§ **Input records**:
*-*-*

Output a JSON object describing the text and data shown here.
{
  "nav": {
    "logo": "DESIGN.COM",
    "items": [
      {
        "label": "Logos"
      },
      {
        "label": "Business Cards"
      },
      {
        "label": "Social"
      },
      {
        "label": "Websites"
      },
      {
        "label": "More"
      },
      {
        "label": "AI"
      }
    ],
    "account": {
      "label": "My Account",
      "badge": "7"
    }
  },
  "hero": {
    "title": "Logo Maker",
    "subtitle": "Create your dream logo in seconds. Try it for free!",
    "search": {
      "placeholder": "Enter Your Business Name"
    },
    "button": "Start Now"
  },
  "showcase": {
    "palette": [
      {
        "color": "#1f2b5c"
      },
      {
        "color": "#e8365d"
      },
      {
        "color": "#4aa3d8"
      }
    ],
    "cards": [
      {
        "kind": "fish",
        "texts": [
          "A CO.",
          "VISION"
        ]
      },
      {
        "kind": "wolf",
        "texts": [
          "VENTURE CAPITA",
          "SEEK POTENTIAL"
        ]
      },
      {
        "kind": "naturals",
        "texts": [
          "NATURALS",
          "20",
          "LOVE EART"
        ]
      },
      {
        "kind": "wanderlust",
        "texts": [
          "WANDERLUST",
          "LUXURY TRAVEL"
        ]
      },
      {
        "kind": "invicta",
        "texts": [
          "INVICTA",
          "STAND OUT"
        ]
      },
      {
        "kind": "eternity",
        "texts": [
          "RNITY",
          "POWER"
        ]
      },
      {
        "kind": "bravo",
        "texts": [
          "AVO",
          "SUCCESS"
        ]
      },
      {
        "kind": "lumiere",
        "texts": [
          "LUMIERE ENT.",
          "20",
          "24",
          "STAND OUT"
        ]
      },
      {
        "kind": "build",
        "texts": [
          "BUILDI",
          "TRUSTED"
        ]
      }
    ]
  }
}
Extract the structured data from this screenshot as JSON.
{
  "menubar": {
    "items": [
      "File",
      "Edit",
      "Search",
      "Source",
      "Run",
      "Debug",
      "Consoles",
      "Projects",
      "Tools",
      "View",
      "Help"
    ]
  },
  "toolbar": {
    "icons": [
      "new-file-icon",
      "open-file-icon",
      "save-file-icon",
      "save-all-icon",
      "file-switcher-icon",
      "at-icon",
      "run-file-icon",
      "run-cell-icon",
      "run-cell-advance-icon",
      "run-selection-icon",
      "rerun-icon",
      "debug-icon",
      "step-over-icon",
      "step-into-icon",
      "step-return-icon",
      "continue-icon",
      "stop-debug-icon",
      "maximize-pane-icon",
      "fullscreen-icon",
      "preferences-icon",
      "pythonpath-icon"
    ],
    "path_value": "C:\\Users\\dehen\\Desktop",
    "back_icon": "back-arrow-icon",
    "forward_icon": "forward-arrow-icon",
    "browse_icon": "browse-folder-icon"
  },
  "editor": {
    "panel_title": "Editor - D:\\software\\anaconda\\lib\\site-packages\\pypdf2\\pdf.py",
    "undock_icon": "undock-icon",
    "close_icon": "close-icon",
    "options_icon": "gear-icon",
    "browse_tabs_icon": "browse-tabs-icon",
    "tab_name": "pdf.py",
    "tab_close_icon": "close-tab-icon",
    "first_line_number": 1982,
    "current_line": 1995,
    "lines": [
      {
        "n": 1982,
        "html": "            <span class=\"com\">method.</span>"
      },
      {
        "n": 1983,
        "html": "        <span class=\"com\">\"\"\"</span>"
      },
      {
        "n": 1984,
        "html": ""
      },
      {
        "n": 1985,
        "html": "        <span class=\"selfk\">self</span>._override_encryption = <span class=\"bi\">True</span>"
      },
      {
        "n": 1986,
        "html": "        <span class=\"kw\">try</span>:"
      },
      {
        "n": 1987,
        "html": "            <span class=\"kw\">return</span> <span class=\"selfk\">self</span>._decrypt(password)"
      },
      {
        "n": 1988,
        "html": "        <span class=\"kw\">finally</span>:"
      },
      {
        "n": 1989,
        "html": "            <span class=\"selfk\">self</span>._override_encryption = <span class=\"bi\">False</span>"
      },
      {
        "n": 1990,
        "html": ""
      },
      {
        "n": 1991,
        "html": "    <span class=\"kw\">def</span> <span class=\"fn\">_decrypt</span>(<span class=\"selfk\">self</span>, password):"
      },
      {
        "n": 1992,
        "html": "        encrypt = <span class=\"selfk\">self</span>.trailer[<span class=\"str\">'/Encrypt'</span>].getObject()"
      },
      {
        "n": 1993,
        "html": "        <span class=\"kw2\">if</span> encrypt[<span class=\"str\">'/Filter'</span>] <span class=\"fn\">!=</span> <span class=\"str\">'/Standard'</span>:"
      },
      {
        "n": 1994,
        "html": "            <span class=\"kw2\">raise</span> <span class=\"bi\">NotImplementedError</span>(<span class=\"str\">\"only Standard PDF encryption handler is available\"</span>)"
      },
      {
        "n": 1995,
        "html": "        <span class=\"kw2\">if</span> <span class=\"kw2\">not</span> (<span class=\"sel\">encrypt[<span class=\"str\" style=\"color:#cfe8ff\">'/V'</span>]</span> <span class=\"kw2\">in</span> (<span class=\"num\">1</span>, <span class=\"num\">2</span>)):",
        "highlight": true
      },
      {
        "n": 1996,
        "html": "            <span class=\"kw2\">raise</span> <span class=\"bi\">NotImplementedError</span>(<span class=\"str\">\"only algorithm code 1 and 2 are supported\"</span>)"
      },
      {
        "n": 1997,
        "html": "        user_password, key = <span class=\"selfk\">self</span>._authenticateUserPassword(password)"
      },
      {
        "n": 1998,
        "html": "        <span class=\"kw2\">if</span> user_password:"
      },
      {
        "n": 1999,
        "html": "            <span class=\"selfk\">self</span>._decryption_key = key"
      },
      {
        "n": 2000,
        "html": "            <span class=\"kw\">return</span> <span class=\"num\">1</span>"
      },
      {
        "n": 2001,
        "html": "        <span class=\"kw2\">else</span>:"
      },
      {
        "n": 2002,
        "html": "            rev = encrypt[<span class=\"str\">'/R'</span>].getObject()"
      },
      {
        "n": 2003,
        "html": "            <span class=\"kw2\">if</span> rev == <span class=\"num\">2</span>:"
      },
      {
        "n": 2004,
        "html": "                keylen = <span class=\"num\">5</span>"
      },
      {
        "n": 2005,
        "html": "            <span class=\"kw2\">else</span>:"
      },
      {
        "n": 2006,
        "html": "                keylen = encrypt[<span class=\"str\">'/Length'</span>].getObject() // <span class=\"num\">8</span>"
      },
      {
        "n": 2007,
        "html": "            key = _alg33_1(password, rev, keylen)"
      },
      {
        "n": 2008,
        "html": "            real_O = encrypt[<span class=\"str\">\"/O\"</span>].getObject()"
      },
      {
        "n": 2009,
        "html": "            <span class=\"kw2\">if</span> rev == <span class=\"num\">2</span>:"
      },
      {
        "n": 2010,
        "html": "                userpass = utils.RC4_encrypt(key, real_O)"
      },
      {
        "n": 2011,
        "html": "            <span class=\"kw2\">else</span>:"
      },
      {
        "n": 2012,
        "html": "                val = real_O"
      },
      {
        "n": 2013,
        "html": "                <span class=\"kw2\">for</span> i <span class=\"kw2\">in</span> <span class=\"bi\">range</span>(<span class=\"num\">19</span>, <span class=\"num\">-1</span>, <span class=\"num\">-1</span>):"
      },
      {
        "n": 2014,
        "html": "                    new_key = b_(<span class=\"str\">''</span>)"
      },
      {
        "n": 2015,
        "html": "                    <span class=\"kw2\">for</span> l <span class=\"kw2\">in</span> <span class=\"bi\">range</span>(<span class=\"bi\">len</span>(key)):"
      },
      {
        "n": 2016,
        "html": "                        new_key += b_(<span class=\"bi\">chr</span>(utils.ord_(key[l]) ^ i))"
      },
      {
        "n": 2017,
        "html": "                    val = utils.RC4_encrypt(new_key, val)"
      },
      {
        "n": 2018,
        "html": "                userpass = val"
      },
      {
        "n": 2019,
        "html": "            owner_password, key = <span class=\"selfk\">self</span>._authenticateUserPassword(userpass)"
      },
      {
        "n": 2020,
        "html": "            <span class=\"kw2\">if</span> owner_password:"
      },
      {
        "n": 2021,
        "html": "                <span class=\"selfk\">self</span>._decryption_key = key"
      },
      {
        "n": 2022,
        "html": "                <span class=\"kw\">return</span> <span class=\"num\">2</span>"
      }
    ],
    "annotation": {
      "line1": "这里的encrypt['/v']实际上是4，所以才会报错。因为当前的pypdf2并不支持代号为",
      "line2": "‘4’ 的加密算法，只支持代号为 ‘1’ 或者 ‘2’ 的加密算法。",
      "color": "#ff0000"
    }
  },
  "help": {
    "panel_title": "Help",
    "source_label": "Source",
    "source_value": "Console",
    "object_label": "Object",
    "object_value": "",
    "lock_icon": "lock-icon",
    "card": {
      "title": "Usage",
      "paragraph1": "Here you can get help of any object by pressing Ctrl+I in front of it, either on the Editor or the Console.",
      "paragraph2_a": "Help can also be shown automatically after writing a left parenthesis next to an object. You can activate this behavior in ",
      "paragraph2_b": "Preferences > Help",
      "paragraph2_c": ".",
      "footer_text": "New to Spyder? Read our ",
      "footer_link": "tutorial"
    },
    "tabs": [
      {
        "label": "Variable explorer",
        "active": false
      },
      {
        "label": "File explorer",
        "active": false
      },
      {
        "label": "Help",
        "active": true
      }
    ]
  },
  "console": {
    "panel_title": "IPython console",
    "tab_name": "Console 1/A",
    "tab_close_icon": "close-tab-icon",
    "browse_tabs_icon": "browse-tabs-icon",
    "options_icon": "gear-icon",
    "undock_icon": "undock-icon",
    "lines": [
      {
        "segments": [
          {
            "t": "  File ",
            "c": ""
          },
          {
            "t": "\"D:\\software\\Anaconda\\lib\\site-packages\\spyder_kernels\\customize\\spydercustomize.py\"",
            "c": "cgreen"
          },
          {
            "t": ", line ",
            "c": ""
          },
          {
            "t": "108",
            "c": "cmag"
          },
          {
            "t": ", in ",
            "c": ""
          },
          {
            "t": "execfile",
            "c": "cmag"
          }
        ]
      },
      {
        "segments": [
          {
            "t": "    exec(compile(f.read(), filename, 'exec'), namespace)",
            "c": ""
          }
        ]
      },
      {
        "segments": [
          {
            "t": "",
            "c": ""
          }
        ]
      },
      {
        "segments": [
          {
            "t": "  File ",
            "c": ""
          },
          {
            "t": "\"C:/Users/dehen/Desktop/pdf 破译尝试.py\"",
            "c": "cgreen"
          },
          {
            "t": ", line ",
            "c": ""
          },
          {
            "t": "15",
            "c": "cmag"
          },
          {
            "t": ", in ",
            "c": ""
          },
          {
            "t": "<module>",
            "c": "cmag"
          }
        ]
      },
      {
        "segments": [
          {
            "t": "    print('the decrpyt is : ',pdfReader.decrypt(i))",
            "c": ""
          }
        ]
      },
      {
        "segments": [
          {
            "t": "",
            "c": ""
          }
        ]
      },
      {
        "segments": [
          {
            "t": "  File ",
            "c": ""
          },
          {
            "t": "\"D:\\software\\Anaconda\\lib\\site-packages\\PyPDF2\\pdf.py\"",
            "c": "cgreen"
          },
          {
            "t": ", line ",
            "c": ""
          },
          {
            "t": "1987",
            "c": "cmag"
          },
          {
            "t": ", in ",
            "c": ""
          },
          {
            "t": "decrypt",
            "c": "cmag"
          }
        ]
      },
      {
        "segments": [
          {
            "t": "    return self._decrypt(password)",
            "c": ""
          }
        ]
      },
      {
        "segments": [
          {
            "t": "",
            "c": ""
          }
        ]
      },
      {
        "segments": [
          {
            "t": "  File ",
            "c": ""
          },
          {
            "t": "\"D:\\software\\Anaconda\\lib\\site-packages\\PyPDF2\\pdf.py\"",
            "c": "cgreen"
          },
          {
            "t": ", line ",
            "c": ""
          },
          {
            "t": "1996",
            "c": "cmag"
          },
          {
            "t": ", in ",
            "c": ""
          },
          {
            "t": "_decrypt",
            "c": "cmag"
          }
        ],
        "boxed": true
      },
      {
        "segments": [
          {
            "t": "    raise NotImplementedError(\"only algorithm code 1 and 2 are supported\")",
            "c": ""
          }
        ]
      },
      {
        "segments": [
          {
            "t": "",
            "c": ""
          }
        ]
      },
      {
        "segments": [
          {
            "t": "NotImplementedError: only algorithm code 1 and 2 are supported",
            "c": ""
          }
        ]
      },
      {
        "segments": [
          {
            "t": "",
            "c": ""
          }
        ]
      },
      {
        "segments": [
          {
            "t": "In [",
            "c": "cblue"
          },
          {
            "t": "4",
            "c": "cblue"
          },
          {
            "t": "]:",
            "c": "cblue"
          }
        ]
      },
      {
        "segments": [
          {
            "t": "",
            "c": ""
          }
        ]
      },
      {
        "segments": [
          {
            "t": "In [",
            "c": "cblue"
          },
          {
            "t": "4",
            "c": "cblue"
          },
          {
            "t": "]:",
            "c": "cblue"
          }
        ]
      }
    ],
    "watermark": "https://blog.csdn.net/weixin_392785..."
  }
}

*-*-*

§ **Given request**: Search the data for "explorer". Copy every matching line.

§ **Answer for the task**:
        "label": "Variable explorer",
        "label": "File explorer",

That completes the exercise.